What to work on:
Copy the lines from the one with "tool-6-1[interactable]: ● [29,254,52,277]" up to and including the one with "subtab-图形[interactable]: ◉图形 [765,211,824,236]", keeping each line unchanged.

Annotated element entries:
● ● ● ● ●
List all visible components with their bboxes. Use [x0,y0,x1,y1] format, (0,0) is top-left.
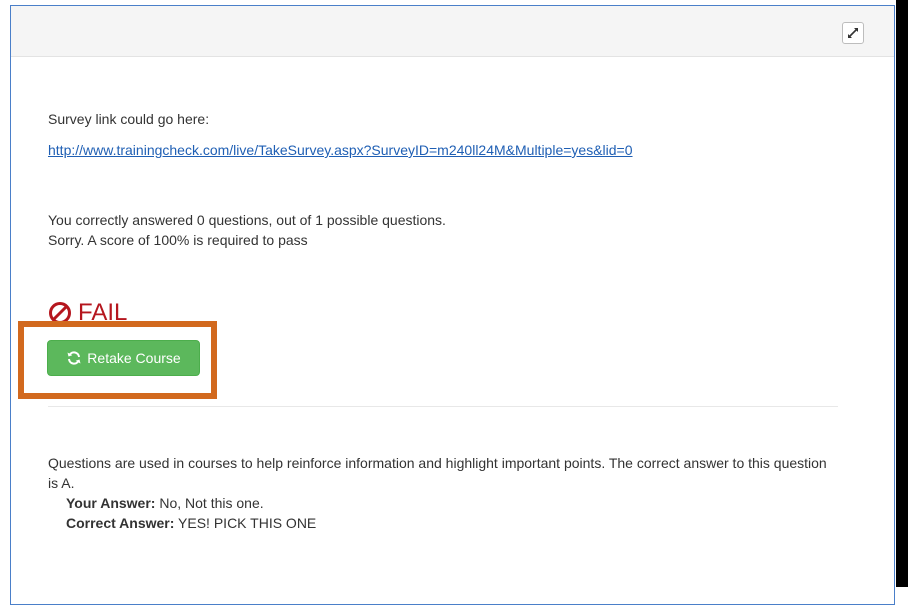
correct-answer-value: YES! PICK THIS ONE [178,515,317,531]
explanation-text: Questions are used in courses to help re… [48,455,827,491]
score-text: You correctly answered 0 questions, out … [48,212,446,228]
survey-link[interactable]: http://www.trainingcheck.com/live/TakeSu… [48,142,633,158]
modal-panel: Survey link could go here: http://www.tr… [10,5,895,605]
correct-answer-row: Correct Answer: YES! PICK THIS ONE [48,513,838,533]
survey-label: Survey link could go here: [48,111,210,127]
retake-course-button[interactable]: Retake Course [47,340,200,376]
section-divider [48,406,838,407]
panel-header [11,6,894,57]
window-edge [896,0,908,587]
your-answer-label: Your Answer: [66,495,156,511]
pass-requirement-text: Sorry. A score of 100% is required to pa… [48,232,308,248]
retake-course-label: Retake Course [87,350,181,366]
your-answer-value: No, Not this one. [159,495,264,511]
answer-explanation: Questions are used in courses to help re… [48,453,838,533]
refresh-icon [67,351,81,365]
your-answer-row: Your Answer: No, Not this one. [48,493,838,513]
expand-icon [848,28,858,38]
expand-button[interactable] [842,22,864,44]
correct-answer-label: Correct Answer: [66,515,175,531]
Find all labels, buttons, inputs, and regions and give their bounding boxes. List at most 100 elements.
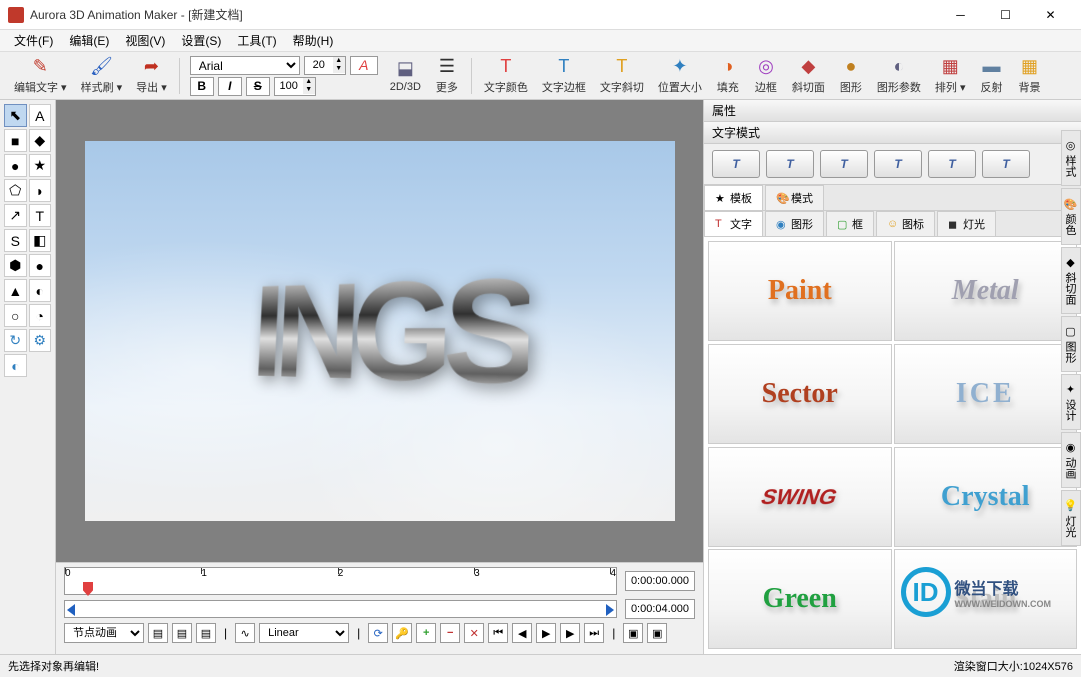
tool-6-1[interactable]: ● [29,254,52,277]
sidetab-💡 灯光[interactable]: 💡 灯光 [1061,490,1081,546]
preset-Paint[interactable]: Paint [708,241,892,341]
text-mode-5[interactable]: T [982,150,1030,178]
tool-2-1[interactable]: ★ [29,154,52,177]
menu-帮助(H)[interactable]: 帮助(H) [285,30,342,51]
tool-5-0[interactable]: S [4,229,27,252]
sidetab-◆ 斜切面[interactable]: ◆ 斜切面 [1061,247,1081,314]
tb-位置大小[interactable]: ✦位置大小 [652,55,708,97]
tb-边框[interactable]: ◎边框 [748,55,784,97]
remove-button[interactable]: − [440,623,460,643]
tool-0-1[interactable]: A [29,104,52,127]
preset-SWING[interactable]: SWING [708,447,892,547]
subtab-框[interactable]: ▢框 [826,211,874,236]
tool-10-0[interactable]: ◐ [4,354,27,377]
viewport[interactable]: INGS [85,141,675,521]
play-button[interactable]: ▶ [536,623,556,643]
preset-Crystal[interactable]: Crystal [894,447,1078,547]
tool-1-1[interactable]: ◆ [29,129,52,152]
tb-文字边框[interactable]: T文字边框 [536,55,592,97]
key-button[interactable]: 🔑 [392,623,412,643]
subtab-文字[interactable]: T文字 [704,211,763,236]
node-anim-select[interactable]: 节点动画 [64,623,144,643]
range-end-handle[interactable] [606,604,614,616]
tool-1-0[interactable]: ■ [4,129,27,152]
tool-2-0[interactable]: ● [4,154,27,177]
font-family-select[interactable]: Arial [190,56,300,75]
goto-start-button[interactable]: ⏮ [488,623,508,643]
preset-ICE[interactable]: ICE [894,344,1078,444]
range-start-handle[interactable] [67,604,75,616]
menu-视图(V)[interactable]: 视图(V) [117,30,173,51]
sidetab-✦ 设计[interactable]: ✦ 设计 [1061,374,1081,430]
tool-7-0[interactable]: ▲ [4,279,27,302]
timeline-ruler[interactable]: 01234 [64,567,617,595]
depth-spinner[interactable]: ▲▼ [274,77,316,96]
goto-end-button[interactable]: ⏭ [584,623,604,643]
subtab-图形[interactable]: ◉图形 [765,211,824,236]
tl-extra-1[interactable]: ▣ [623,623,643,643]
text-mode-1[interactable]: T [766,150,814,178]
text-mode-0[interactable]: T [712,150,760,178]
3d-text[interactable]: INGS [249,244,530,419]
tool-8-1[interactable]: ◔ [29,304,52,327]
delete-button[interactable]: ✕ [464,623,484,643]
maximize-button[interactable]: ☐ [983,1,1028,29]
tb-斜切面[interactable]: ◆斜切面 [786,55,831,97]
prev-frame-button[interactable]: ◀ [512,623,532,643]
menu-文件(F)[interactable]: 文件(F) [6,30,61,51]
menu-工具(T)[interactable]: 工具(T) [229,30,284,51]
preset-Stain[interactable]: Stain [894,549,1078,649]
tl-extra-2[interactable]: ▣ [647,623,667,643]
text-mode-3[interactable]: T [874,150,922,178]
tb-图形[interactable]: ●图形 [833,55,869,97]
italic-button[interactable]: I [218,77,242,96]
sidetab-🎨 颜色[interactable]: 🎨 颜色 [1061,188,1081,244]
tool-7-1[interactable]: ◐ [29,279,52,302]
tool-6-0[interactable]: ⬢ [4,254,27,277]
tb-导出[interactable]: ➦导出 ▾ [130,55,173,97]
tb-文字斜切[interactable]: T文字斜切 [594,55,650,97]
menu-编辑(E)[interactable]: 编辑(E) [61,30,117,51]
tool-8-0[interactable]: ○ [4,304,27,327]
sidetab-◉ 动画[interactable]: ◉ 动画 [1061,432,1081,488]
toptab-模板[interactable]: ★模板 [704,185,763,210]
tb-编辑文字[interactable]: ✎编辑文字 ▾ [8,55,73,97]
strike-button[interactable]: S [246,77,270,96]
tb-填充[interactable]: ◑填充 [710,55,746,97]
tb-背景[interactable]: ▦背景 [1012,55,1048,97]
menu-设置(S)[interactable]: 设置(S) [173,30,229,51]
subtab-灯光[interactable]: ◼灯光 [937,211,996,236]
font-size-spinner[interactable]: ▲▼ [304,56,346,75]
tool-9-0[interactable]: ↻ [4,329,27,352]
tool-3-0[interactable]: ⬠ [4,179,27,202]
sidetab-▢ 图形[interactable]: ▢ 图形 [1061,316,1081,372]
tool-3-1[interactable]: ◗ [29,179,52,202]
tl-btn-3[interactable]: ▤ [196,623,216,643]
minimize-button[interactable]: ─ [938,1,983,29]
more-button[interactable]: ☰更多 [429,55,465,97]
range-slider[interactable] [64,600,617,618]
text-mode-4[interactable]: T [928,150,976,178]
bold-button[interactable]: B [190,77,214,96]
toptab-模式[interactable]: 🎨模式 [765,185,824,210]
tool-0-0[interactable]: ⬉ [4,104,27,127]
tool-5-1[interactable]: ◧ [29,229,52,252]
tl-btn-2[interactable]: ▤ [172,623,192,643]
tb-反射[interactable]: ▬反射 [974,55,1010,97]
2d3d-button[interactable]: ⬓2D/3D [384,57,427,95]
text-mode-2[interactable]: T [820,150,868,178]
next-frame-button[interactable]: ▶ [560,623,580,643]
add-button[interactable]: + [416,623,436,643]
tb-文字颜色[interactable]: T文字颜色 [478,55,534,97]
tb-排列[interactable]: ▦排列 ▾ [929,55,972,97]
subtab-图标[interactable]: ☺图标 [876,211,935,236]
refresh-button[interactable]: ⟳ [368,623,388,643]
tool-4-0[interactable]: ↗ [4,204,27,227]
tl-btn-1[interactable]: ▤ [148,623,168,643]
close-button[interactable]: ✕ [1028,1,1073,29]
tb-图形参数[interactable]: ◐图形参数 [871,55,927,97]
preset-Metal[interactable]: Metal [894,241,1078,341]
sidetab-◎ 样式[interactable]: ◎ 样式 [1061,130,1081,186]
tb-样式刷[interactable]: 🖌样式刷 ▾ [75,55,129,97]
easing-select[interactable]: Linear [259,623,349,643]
● ● ● ● ●
Response below:
tool-6-1[interactable]: ● [29,254,52,277]
sidetab-💡 灯光[interactable]: 💡 灯光 [1061,490,1081,546]
preset-Paint[interactable]: Paint [708,241,892,341]
text-mode-5[interactable]: T [982,150,1030,178]
tool-2-1[interactable]: ★ [29,154,52,177]
menu-帮助(H)[interactable]: 帮助(H) [285,30,342,51]
tool-5-0[interactable]: S [4,229,27,252]
sidetab-◆ 斜切面[interactable]: ◆ 斜切面 [1061,247,1081,314]
tb-位置大小[interactable]: ✦位置大小 [652,55,708,97]
tb-边框[interactable]: ◎边框 [748,55,784,97]
remove-button[interactable]: − [440,623,460,643]
tool-0-1[interactable]: A [29,104,52,127]
preset-SWING[interactable]: SWING [708,447,892,547]
subtab-框[interactable]: ▢框 [826,211,874,236]
tool-10-0[interactable]: ◐ [4,354,27,377]
viewport[interactable]: INGS [85,141,675,521]
play-button[interactable]: ▶ [536,623,556,643]
preset-Crystal[interactable]: Crystal [894,447,1078,547]
tool-1-1[interactable]: ◆ [29,129,52,152]
tb-文字边框[interactable]: T文字边框 [536,55,592,97]
key-button[interactable]: 🔑 [392,623,412,643]
subtab-文字[interactable]: T文字 [704,211,763,236]
node-anim-select[interactable]: 节点动画 [64,623,144,643]
range-end-handle[interactable] [606,604,614,616]
tool-1-0[interactable]: ■ [4,129,27,152]
tool-2-0[interactable]: ● [4,154,27,177]
font-family-select[interactable]: Arial [190,56,300,75]
goto-start-button[interactable]: ⏮ [488,623,508,643]
preset-ICE[interactable]: ICE [894,344,1078,444]
range-start-handle[interactable] [67,604,75,616]
menu-视图(V)[interactable]: 视图(V) [117,30,173,51]
sidetab-✦ 设计[interactable]: ✦ 设计 [1061,374,1081,430]
tool-7-0[interactable]: ▲ [4,279,27,302]
timeline-ruler[interactable]: 01234 [64,567,617,595]
depth-spinner[interactable]: ▲▼ [274,77,316,96]
goto-end-button[interactable]: ⏭ [584,623,604,643]
subtab-图形[interactable]: ◉图形 [765,211,824,236]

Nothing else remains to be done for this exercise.